Collected data entries
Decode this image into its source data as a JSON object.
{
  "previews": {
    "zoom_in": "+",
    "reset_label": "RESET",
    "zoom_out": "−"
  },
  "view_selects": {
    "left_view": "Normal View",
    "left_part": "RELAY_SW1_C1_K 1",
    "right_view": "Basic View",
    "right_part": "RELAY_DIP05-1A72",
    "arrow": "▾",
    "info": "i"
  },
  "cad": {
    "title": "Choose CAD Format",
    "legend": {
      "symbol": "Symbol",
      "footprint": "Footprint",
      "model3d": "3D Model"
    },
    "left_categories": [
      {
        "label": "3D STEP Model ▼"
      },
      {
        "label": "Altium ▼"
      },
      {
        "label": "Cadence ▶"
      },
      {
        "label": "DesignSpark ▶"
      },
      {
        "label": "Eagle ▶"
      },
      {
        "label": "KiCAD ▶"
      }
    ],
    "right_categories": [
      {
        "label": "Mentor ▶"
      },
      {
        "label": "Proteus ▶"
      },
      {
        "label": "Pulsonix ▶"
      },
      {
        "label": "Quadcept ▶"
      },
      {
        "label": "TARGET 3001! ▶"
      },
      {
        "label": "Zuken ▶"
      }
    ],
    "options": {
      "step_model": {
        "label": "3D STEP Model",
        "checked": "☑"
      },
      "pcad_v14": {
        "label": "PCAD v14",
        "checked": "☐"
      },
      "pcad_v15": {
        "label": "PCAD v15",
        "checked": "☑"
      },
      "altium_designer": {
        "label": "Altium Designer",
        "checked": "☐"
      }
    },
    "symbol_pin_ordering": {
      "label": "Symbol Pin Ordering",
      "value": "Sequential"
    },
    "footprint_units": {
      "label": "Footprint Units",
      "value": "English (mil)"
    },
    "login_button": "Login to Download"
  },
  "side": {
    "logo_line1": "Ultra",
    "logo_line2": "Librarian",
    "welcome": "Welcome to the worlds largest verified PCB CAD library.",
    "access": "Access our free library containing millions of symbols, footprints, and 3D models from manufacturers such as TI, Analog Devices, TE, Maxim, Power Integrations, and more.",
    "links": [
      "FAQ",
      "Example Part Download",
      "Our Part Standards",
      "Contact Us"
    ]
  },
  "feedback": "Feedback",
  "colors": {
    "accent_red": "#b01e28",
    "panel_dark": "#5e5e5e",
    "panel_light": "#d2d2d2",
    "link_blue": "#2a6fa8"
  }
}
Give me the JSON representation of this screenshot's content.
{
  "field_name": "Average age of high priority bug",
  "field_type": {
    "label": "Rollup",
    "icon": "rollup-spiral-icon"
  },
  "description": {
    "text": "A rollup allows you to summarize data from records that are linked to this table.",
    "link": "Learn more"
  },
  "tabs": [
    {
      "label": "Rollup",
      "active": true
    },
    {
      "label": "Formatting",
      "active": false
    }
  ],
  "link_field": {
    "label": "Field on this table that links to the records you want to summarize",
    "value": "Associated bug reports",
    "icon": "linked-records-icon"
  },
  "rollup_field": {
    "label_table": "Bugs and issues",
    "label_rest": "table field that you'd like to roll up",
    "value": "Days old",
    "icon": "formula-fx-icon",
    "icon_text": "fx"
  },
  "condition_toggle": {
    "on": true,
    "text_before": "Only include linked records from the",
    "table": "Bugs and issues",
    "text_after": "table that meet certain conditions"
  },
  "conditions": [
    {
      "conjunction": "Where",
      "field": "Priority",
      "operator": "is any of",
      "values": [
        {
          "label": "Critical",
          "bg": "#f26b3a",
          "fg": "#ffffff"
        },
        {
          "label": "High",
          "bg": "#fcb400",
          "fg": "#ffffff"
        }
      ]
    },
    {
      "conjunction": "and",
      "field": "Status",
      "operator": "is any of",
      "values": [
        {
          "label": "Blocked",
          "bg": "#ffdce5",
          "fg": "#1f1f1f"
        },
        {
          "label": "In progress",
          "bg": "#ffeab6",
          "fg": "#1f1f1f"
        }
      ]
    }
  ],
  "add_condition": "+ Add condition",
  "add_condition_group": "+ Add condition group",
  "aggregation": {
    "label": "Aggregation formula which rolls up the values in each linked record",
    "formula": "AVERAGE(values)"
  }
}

# [What you should do]
Copy out every line of the data above, exactly as given.

# [Exercise output]
Decode this image into its source data as a JSON object.
{
  "previews": {
    "zoom_in": "+",
    "reset_label": "RESET",
    "zoom_out": "−"
  },
  "view_selects": {
    "left_view": "Normal View",
    "left_part": "RELAY_SW1_C1_K 1",
    "right_view": "Basic View",
    "right_part": "RELAY_DIP05-1A72",
    "arrow": "▾",
    "info": "i"
  },
  "cad": {
    "title": "Choose CAD Format",
    "legend": {
      "symbol": "Symbol",
      "footprint": "Footprint",
      "model3d": "3D Model"
    },
    "left_categories": [
      {
        "label": "3D STEP Model ▼"
      },
      {
        "label": "Altium ▼"
      },
      {
        "label": "Cadence ▶"
      },
      {
        "label": "DesignSpark ▶"
      },
      {
        "label": "Eagle ▶"
      },
      {
        "label": "KiCAD ▶"
      }
    ],
    "right_categories": [
      {
        "label": "Mentor ▶"
      },
      {
        "label": "Proteus ▶"
      },
      {
        "label": "Pulsonix ▶"
      },
      {
        "label": "Quadcept ▶"
      },
      {
        "label": "TARGET 3001! ▶"
      },
      {
        "label": "Zuken ▶"
      }
    ],
    "options": {
      "step_model": {
        "label": "3D STEP Model",
        "checked": "☑"
      },
      "pcad_v14": {
        "label": "PCAD v14",
        "checked": "☐"
      },
      "pcad_v15": {
        "label": "PCAD v15",
        "checked": "☑"
      },
      "altium_designer": {
        "label": "Altium Designer",
        "checked": "☐"
      }
    },
    "symbol_pin_ordering": {
      "label": "Symbol Pin Ordering",
      "value": "Sequential"
    },
    "footprint_units": {
      "label": "Footprint Units",
      "value": "English (mil)"
    },
    "login_button": "Login to Download"
  },
  "side": {
    "logo_line1": "Ultra",
    "logo_line2": "Librarian",
    "welcome": "Welcome to the worlds largest verified PCB CAD library.",
    "access": "Access our free library containing millions of symbols, footprints, and 3D models from manufacturers such as TI, Analog Devices, TE, Maxim, Power Integrations, and more.",
    "links": [
      "FAQ",
      "Example Part Download",
      "Our Part Standards",
      "Contact Us"
    ]
  },
  "feedback": "Feedback",
  "colors": {
    "accent_red": "#b01e28",
    "panel_dark": "#5e5e5e",
    "panel_light": "#d2d2d2",
    "link_blue": "#2a6fa8"
  }
}
Give me the JSON representation of this screenshot's content.
{
  "field_name": "Average age of high priority bug",
  "field_type": {
    "label": "Rollup",
    "icon": "rollup-spiral-icon"
  },
  "description": {
    "text": "A rollup allows you to summarize data from records that are linked to this table.",
    "link": "Learn more"
  },
  "tabs": [
    {
      "label": "Rollup",
      "active": true
    },
    {
      "label": "Formatting",
      "active": false
    }
  ],
  "link_field": {
    "label": "Field on this table that links to the records you want to summarize",
    "value": "Associated bug reports",
    "icon": "linked-records-icon"
  },
  "rollup_field": {
    "label_table": "Bugs and issues",
    "label_rest": "table field that you'd like to roll up",
    "value": "Days old",
    "icon": "formula-fx-icon",
    "icon_text": "fx"
  },
  "condition_toggle": {
    "on": true,
    "text_before": "Only include linked records from the",
    "table": "Bugs and issues",
    "text_after": "table that meet certain conditions"
  },
  "conditions": [
    {
      "conjunction": "Where",
      "field": "Priority",
      "operator": "is any of",
      "values": [
        {
          "label": "Critical",
          "bg": "#f26b3a",
          "fg": "#ffffff"
        },
        {
          "label": "High",
          "bg": "#fcb400",
          "fg": "#ffffff"
        }
      ]
    },
    {
      "conjunction": "and",
      "field": "Status",
      "operator": "is any of",
      "values": [
        {
          "label": "Blocked",
          "bg": "#ffdce5",
          "fg": "#1f1f1f"
        },
        {
          "label": "In progress",
          "bg": "#ffeab6",
          "fg": "#1f1f1f"
        }
      ]
    }
  ],
  "add_condition": "+ Add condition",
  "add_condition_group": "+ Add condition group",
  "aggregation": {
    "label": "Aggregation formula which rolls up the values in each linked record",
    "formula": "AVERAGE(values)"
  }
}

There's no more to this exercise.